* **SUPPLIED DATA**
○ ○ ○ ○ ○ ○ ○
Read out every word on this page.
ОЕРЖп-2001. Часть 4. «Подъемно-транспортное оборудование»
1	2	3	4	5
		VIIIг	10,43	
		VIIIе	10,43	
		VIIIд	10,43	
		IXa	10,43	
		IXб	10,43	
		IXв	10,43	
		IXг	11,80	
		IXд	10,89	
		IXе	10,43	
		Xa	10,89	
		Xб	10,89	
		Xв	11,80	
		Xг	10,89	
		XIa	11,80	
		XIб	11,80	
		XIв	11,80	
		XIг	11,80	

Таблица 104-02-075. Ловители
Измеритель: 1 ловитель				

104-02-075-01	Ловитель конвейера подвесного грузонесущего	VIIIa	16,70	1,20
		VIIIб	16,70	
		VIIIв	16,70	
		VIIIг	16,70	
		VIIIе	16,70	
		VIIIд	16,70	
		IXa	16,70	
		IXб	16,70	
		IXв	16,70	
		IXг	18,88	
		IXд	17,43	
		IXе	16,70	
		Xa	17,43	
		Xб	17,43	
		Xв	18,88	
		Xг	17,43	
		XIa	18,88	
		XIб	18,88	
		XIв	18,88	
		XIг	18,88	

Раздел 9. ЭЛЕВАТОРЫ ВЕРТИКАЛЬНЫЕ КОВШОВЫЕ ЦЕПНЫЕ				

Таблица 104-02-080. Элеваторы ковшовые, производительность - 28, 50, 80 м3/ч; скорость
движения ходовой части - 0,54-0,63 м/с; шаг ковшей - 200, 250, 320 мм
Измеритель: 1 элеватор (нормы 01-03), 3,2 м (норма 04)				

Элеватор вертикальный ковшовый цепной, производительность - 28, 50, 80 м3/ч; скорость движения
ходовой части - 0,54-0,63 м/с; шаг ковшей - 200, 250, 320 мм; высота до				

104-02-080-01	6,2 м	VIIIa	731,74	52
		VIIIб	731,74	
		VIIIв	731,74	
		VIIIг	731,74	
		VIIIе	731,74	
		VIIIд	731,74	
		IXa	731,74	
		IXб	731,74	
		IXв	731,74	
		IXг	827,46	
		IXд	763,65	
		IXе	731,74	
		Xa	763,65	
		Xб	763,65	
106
○ ○ ○ ○ ○ ○ ○
* **WHAT TO PRODUCE**
Where a line holds "производительность", copy that line.

* **TASK RESULT**
Таблица 104-02-080. Элеваторы ковшовые, производительность - 28, 50, 80 м3/ч; скорость
Элеватор вертикальный ковшовый цепной, производительность - 28, 50, 80 м3/ч; скорость движения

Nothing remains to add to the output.